Source data »
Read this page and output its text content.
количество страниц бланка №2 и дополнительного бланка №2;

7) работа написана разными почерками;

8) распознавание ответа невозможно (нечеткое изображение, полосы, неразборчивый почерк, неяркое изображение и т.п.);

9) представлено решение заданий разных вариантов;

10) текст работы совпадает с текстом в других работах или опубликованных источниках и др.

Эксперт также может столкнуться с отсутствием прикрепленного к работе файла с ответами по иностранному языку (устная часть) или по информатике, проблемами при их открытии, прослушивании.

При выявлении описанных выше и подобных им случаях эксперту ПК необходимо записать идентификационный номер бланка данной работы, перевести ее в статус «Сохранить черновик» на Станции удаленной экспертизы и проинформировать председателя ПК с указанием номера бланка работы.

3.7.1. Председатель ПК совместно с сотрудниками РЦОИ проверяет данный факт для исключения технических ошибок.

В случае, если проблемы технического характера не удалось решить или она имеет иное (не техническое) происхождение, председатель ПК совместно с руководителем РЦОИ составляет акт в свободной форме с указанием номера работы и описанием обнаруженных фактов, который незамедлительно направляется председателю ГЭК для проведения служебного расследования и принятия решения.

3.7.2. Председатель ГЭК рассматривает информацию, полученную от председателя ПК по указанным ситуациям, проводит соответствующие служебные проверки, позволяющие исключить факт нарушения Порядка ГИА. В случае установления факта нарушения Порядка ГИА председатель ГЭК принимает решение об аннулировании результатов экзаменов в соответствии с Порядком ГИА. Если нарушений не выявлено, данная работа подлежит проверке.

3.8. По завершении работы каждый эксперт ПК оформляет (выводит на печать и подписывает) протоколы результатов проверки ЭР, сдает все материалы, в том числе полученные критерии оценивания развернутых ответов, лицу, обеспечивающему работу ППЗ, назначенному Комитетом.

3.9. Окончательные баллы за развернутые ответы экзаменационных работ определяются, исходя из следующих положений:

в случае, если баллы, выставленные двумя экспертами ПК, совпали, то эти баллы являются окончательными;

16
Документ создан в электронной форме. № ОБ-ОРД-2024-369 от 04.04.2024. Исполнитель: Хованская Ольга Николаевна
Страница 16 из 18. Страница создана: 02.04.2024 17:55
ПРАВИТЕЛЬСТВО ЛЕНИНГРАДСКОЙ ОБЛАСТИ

Problem » Which lines include the word "баллы"? Copy every one of them.

Reply »
3.9. Окончательные баллы за развернутые ответы экзаменационных работ определяются, исходя из следующих положений:
в случае, если баллы, выставленные двумя экспертами ПК, совпали, то эти баллы являются окончательными;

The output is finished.